— Start of DATA FOR THIS EXERCISE —
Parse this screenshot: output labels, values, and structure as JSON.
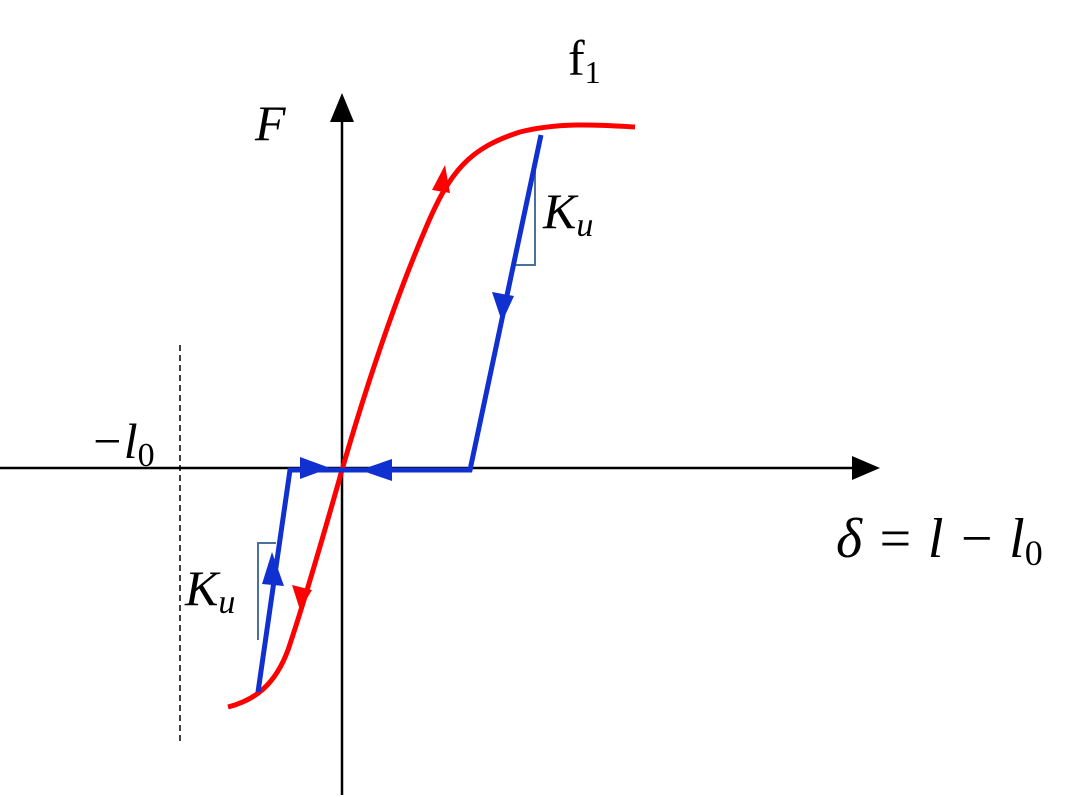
{
  "labels": {
    "curve": {
      "main": "f",
      "sub": "1"
    },
    "y_axis": "F",
    "stiffness_upper": {
      "main": "K",
      "sub": "u"
    },
    "stiffness_lower": {
      "main": "K",
      "sub": "u"
    },
    "offset": {
      "main": "−l",
      "sub": "0"
    },
    "x_axis": {
      "main": "δ = l − l",
      "sub": "0"
    }
  }
}
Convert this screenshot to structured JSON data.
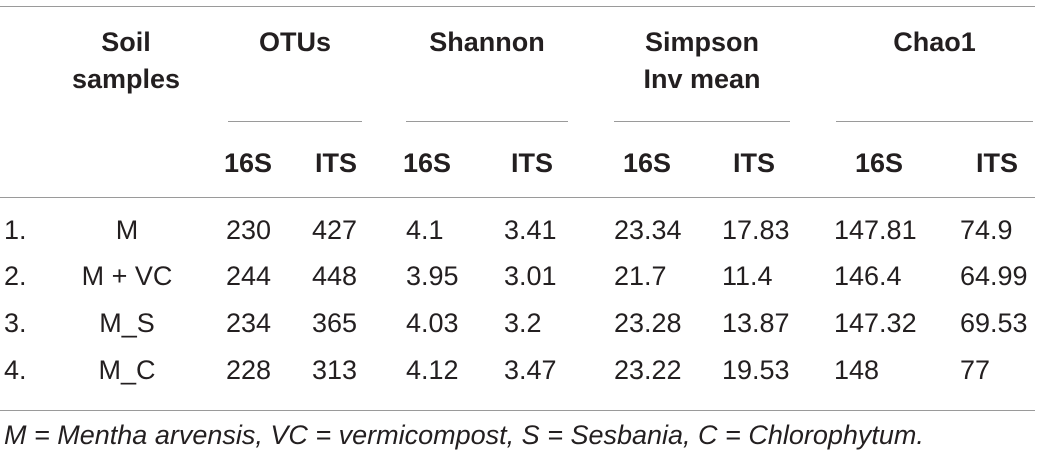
{
  "table": {
    "header": {
      "soil_samples": "Soil samples",
      "groups": [
        "OTUs",
        "Shannon",
        "Simpson Inv mean",
        "Chao1"
      ],
      "subcolumns": [
        "16S",
        "ITS",
        "16S",
        "ITS",
        "16S",
        "ITS",
        "16S",
        "ITS"
      ]
    },
    "rows": [
      {
        "index": "1.",
        "sample": "M",
        "values": [
          "230",
          "427",
          "4.1",
          "3.41",
          "23.34",
          "17.83",
          "147.81",
          "74.9"
        ]
      },
      {
        "index": "2.",
        "sample": "M + VC",
        "values": [
          "244",
          "448",
          "3.95",
          "3.01",
          "21.7",
          "11.4",
          "146.4",
          "64.99"
        ]
      },
      {
        "index": "3.",
        "sample": "M_S",
        "values": [
          "234",
          "365",
          "4.03",
          "3.2",
          "23.28",
          "13.87",
          "147.32",
          "69.53"
        ]
      },
      {
        "index": "4.",
        "sample": "M_C",
        "values": [
          "228",
          "313",
          "4.12",
          "3.47",
          "23.22",
          "19.53",
          "148",
          "77"
        ]
      }
    ],
    "footnote": "M = Mentha arvensis, VC = vermicompost, S = Sesbania, C = Chlorophytum."
  }
}
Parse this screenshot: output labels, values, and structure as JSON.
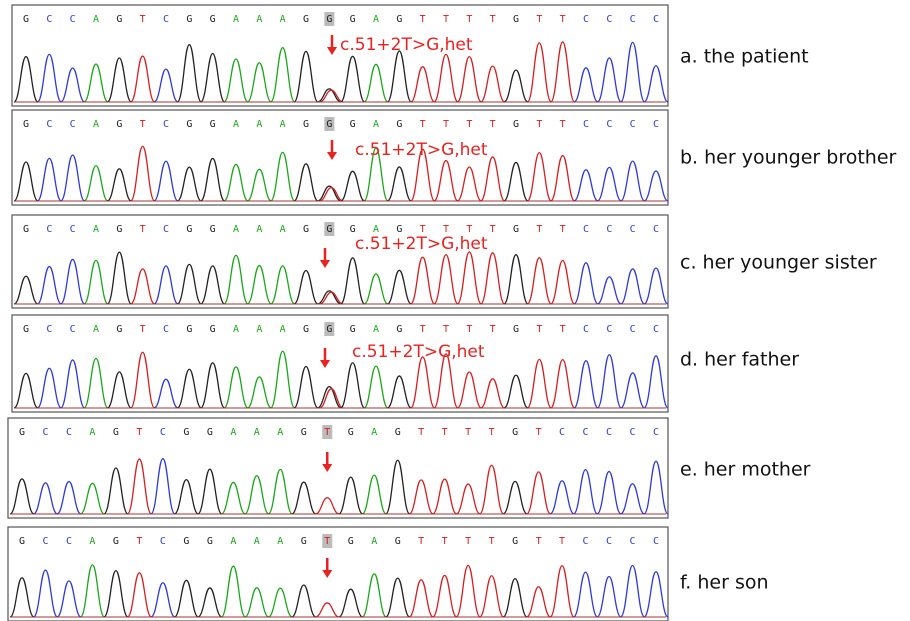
{
  "panels": [
    {
      "bases": [
        "G",
        "C",
        "C",
        "A",
        "G",
        "T",
        "C",
        "G",
        "G",
        "A",
        "A",
        "A",
        "G",
        "G",
        "G",
        "A",
        "G",
        "T",
        "T",
        "T",
        "T",
        "G",
        "T",
        "T",
        "C",
        "C",
        "C",
        "C"
      ],
      "annotation": "c.51+2T>G,het",
      "caption": "a. the patient"
    },
    {
      "bases": [
        "G",
        "C",
        "C",
        "A",
        "G",
        "T",
        "C",
        "G",
        "G",
        "A",
        "A",
        "A",
        "G",
        "G",
        "G",
        "A",
        "G",
        "T",
        "T",
        "T",
        "T",
        "G",
        "T",
        "T",
        "C",
        "C",
        "C",
        "C"
      ],
      "annotation": "c.51+2T>G,het",
      "caption": "b. her younger brother"
    },
    {
      "bases": [
        "G",
        "C",
        "C",
        "A",
        "G",
        "T",
        "C",
        "G",
        "G",
        "A",
        "A",
        "A",
        "G",
        "G",
        "G",
        "A",
        "G",
        "T",
        "T",
        "T",
        "T",
        "G",
        "T",
        "T",
        "C",
        "C",
        "C",
        "C"
      ],
      "annotation": "c.51+2T>G,het",
      "caption": "c. her younger sister"
    },
    {
      "bases": [
        "G",
        "C",
        "C",
        "A",
        "G",
        "T",
        "C",
        "G",
        "G",
        "A",
        "A",
        "A",
        "G",
        "G",
        "G",
        "A",
        "G",
        "T",
        "T",
        "T",
        "T",
        "G",
        "T",
        "T",
        "C",
        "C",
        "C",
        "C"
      ],
      "annotation": "c.51+2T>G,het",
      "caption": "d. her father"
    },
    {
      "bases": [
        "G",
        "C",
        "C",
        "A",
        "G",
        "T",
        "C",
        "G",
        "G",
        "A",
        "A",
        "A",
        "G",
        "T",
        "G",
        "A",
        "G",
        "T",
        "T",
        "T",
        "T",
        "G",
        "T",
        "C",
        "C",
        "C",
        "C",
        "C"
      ],
      "caption": "e. her mother"
    },
    {
      "bases": [
        "G",
        "C",
        "C",
        "A",
        "G",
        "T",
        "C",
        "G",
        "G",
        "A",
        "A",
        "A",
        "G",
        "T",
        "G",
        "A",
        "G",
        "T",
        "T",
        "T",
        "T",
        "G",
        "T",
        "T",
        "C",
        "C",
        "C",
        "C"
      ],
      "caption": "f. her son"
    }
  ]
}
— End of DATA FOR THIS EXERCISE —
_GIVEN PROBLEM_
Leave out all images, then reproduce the entries above exactly.

_WRITTEN ANSWER_
Parse this screenshot: output labels, values, and structure as JSON.
{
  "labels": {
    "curve": {
      "main": "f",
      "sub": "1"
    },
    "y_axis": "F",
    "stiffness_upper": {
      "main": "K",
      "sub": "u"
    },
    "stiffness_lower": {
      "main": "K",
      "sub": "u"
    },
    "offset": {
      "main": "−l",
      "sub": "0"
    },
    "x_axis": {
      "main": "δ = l − l",
      "sub": "0"
    }
  }
}
Convert this screenshot to structured JSON data.
{
  "table": {
    "header": {
      "soil_samples": "Soil samples",
      "groups": [
        "OTUs",
        "Shannon",
        "Simpson Inv mean",
        "Chao1"
      ],
      "subcolumns": [
        "16S",
        "ITS",
        "16S",
        "ITS",
        "16S",
        "ITS",
        "16S",
        "ITS"
      ]
    },
    "rows": [
      {
        "index": "1.",
        "sample": "M",
        "values": [
          "230",
          "427",
          "4.1",
          "3.41",
          "23.34",
          "17.83",
          "147.81",
          "74.9"
        ]
      },
      {
        "index": "2.",
        "sample": "M + VC",
        "values": [
          "244",
          "448",
          "3.95",
          "3.01",
          "21.7",
          "11.4",
          "146.4",
          "64.99"
        ]
      },
      {
        "index": "3.",
        "sample": "M_S",
        "values": [
          "234",
          "365",
          "4.03",
          "3.2",
          "23.28",
          "13.87",
          "147.32",
          "69.53"
        ]
      },
      {
        "index": "4.",
        "sample": "M_C",
        "values": [
          "228",
          "313",
          "4.12",
          "3.47",
          "23.22",
          "19.53",
          "148",
          "77"
        ]
      }
    ],
    "footnote": "M = Mentha arvensis, VC = vermicompost, S = Sesbania, C = Chlorophytum."
  }
}
Parse this screenshot: output labels, values, and structure as JSON.
{
  "panels": [
    {
      "bases": [
        "G",
        "C",
        "C",
        "A",
        "G",
        "T",
        "C",
        "G",
        "G",
        "A",
        "A",
        "A",
        "G",
        "G",
        "G",
        "A",
        "G",
        "T",
        "T",
        "T",
        "T",
        "G",
        "T",
        "T",
        "C",
        "C",
        "C",
        "C"
      ],
      "annotation": "c.51+2T>G,het",
      "caption": "a. the patient"
    },
    {
      "bases": [
        "G",
        "C",
        "C",
        "A",
        "G",
        "T",
        "C",
        "G",
        "G",
        "A",
        "A",
        "A",
        "G",
        "G",
        "G",
        "A",
        "G",
        "T",
        "T",
        "T",
        "T",
        "G",
        "T",
        "T",
        "C",
        "C",
        "C",
        "C"
      ],
      "annotation": "c.51+2T>G,het",
      "caption": "b. her younger brother"
    },
    {
      "bases": [
        "G",
        "C",
        "C",
        "A",
        "G",
        "T",
        "C",
        "G",
        "G",
        "A",
        "A",
        "A",
        "G",
        "G",
        "G",
        "A",
        "G",
        "T",
        "T",
        "T",
        "T",
        "G",
        "T",
        "T",
        "C",
        "C",
        "C",
        "C"
      ],
      "annotation": "c.51+2T>G,het",
      "caption": "c. her younger sister"
    },
    {
      "bases": [
        "G",
        "C",
        "C",
        "A",
        "G",
        "T",
        "C",
        "G",
        "G",
        "A",
        "A",
        "A",
        "G",
        "G",
        "G",
        "A",
        "G",
        "T",
        "T",
        "T",
        "T",
        "G",
        "T",
        "T",
        "C",
        "C",
        "C",
        "C"
      ],
      "annotation": "c.51+2T>G,het",
      "caption": "d. her father"
    },
    {
      "bases": [
        "G",
        "C",
        "C",
        "A",
        "G",
        "T",
        "C",
        "G",
        "G",
        "A",
        "A",
        "A",
        "G",
        "T",
        "G",
        "A",
        "G",
        "T",
        "T",
        "T",
        "T",
        "G",
        "T",
        "C",
        "C",
        "C",
        "C",
        "C"
      ],
      "caption": "e. her mother"
    },
    {
      "bases": [
        "G",
        "C",
        "C",
        "A",
        "G",
        "T",
        "C",
        "G",
        "G",
        "A",
        "A",
        "A",
        "G",
        "T",
        "G",
        "A",
        "G",
        "T",
        "T",
        "T",
        "T",
        "G",
        "T",
        "T",
        "C",
        "C",
        "C",
        "C"
      ],
      "caption": "f. her son"
    }
  ]
}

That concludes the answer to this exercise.